■ DATASET

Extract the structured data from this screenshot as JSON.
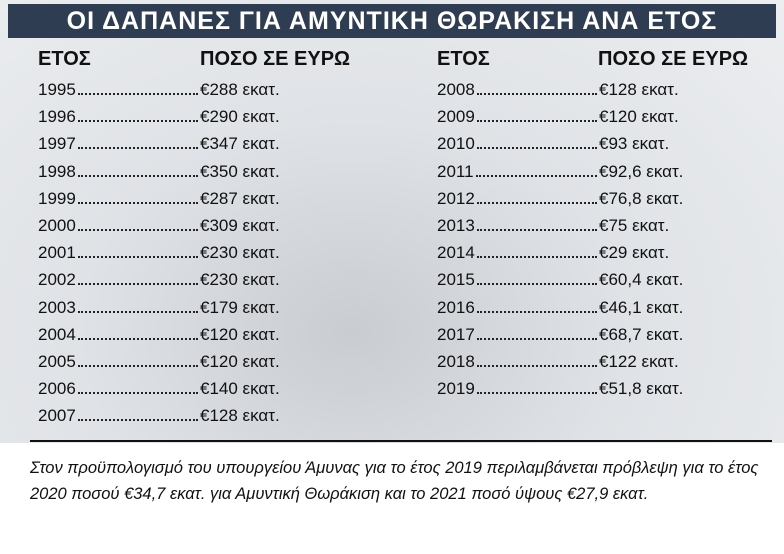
{
  "header": {
    "title": "ΟΙ ΔΑΠΑΝΕΣ ΓΙΑ ΑΜΥΝΤΙΚΗ ΘΩΡΑΚΙΣΗ ΑΝΑ ΕΤΟΣ"
  },
  "table": {
    "left": {
      "year_header": "ΕΤΟΣ",
      "amount_header": "ΠΟΣΟ ΣΕ ΕΥΡΩ",
      "rows": [
        {
          "year": "1995",
          "amount": "€288 εκατ."
        },
        {
          "year": "1996",
          "amount": "€290 εκατ."
        },
        {
          "year": "1997",
          "amount": "€347 εκατ."
        },
        {
          "year": "1998",
          "amount": "€350 εκατ."
        },
        {
          "year": "1999",
          "amount": "€287 εκατ."
        },
        {
          "year": "2000",
          "amount": "€309 εκατ."
        },
        {
          "year": "2001",
          "amount": "€230 εκατ."
        },
        {
          "year": "2002",
          "amount": "€230 εκατ."
        },
        {
          "year": "2003",
          "amount": "€179 εκατ."
        },
        {
          "year": "2004",
          "amount": "€120 εκατ."
        },
        {
          "year": "2005",
          "amount": "€120 εκατ."
        },
        {
          "year": "2006",
          "amount": "€140 εκατ."
        },
        {
          "year": "2007",
          "amount": "€128 εκατ."
        }
      ]
    },
    "right": {
      "year_header": "ΕΤΟΣ",
      "amount_header": "ΠΟΣΟ ΣΕ ΕΥΡΩ",
      "rows": [
        {
          "year": "2008",
          "amount": "€128 εκατ."
        },
        {
          "year": "2009",
          "amount": "€120 εκατ."
        },
        {
          "year": "2010",
          "amount": "€93 εκατ."
        },
        {
          "year": "2011",
          "amount": "€92,6 εκατ."
        },
        {
          "year": "2012",
          "amount": "€76,8 εκατ."
        },
        {
          "year": "2013",
          "amount": "€75 εκατ."
        },
        {
          "year": "2014",
          "amount": "€29 εκατ."
        },
        {
          "year": "2015",
          "amount": "€60,4 εκατ."
        },
        {
          "year": "2016",
          "amount": "€46,1 εκατ."
        },
        {
          "year": "2017",
          "amount": "€68,7 εκατ."
        },
        {
          "year": "2018",
          "amount": "€122 εκατ."
        },
        {
          "year": "2019",
          "amount": "€51,8 εκατ."
        }
      ]
    }
  },
  "footnote": "Στον προϋπολογισμό του υπουργείου Άμυνας για το έτος 2019 περιλαμβάνεται πρόβλεψη για το έτος 2020 ποσού €34,7 εκατ. για Αμυντική Θωράκιση και το 2021 ποσό ύψους €27,9 εκατ."
}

■ REQUIRED TASK
Reproduce each entry verbatim, excluding any embedded images.

■ WRITTEN ANSWER
Extract the structured data from this screenshot as JSON.
{
  "header": {
    "title": "ΟΙ ΔΑΠΑΝΕΣ ΓΙΑ ΑΜΥΝΤΙΚΗ ΘΩΡΑΚΙΣΗ ΑΝΑ ΕΤΟΣ"
  },
  "table": {
    "left": {
      "year_header": "ΕΤΟΣ",
      "amount_header": "ΠΟΣΟ ΣΕ ΕΥΡΩ",
      "rows": [
        {
          "year": "1995",
          "amount": "€288 εκατ."
        },
        {
          "year": "1996",
          "amount": "€290 εκατ."
        },
        {
          "year": "1997",
          "amount": "€347 εκατ."
        },
        {
          "year": "1998",
          "amount": "€350 εκατ."
        },
        {
          "year": "1999",
          "amount": "€287 εκατ."
        },
        {
          "year": "2000",
          "amount": "€309 εκατ."
        },
        {
          "year": "2001",
          "amount": "€230 εκατ."
        },
        {
          "year": "2002",
          "amount": "€230 εκατ."
        },
        {
          "year": "2003",
          "amount": "€179 εκατ."
        },
        {
          "year": "2004",
          "amount": "€120 εκατ."
        },
        {
          "year": "2005",
          "amount": "€120 εκατ."
        },
        {
          "year": "2006",
          "amount": "€140 εκατ."
        },
        {
          "year": "2007",
          "amount": "€128 εκατ."
        }
      ]
    },
    "right": {
      "year_header": "ΕΤΟΣ",
      "amount_header": "ΠΟΣΟ ΣΕ ΕΥΡΩ",
      "rows": [
        {
          "year": "2008",
          "amount": "€128 εκατ."
        },
        {
          "year": "2009",
          "amount": "€120 εκατ."
        },
        {
          "year": "2010",
          "amount": "€93 εκατ."
        },
        {
          "year": "2011",
          "amount": "€92,6 εκατ."
        },
        {
          "year": "2012",
          "amount": "€76,8 εκατ."
        },
        {
          "year": "2013",
          "amount": "€75 εκατ."
        },
        {
          "year": "2014",
          "amount": "€29 εκατ."
        },
        {
          "year": "2015",
          "amount": "€60,4 εκατ."
        },
        {
          "year": "2016",
          "amount": "€46,1 εκατ."
        },
        {
          "year": "2017",
          "amount": "€68,7 εκατ."
        },
        {
          "year": "2018",
          "amount": "€122 εκατ."
        },
        {
          "year": "2019",
          "amount": "€51,8 εκατ."
        }
      ]
    }
  },
  "footnote": "Στον προϋπολογισμό του υπουργείου Άμυνας για το έτος 2019 περιλαμβάνεται πρόβλεψη για το έτος 2020 ποσού €34,7 εκατ. για Αμυντική Θωράκιση και το 2021 ποσό ύψους €27,9 εκατ."
}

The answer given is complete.